>>>>>
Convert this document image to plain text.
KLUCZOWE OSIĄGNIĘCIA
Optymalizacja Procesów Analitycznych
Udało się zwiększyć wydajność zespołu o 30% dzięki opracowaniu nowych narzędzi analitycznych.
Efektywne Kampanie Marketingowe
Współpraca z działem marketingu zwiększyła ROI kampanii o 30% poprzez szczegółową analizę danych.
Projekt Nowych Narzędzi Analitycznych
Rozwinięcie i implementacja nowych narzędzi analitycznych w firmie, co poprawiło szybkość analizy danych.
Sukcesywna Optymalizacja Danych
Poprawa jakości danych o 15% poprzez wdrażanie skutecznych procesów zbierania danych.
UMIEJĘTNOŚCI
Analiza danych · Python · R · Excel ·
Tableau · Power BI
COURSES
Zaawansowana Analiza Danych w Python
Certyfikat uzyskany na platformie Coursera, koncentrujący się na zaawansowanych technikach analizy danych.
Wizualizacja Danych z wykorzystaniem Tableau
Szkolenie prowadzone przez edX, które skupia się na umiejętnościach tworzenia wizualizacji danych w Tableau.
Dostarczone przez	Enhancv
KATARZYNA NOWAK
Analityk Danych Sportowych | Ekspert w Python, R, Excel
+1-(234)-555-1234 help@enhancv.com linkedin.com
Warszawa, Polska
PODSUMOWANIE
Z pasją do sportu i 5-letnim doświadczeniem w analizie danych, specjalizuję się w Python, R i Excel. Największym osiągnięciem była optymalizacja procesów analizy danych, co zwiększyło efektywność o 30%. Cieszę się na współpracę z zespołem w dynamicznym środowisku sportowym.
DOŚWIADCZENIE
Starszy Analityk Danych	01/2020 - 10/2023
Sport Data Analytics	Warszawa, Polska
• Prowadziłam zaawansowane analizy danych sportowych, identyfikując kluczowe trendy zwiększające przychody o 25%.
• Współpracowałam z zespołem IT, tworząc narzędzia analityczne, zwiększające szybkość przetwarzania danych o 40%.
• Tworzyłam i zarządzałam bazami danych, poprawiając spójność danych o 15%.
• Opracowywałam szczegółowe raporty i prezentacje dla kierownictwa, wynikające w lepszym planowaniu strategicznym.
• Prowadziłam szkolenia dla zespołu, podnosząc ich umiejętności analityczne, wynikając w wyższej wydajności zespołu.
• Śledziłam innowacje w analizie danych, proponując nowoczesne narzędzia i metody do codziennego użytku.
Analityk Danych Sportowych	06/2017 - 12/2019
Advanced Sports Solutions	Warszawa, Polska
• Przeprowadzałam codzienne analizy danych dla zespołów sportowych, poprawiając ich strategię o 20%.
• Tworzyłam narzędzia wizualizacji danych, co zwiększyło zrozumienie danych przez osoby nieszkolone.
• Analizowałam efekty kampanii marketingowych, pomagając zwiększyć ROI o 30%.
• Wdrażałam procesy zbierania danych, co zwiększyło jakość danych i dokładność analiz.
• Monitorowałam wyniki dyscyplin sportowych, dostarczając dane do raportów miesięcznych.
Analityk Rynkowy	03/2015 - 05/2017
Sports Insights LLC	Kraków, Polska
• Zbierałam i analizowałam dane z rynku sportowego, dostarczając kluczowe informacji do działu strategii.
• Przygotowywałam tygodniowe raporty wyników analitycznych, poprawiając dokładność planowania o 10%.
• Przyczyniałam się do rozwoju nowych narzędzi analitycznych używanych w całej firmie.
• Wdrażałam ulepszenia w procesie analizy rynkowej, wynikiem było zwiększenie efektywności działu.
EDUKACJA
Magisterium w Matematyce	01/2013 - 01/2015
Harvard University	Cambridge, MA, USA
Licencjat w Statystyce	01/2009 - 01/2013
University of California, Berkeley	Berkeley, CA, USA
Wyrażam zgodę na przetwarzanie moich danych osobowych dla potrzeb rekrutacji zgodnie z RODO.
<<<<<
◆ PROBLEM
Which lines hold the word "Prowadziłam"? Return all of them from the records above.

◆ COMPLETED TASK
• Prowadziłam zaawansowane analizy danych sportowych, identyfikując kluczowe trendy zwiększające przychody o 25%.
• Prowadziłam szkolenia dla zespołu, podnosząc ich umiejętności analityczne, wynikając w wyższej wydajności zespołu.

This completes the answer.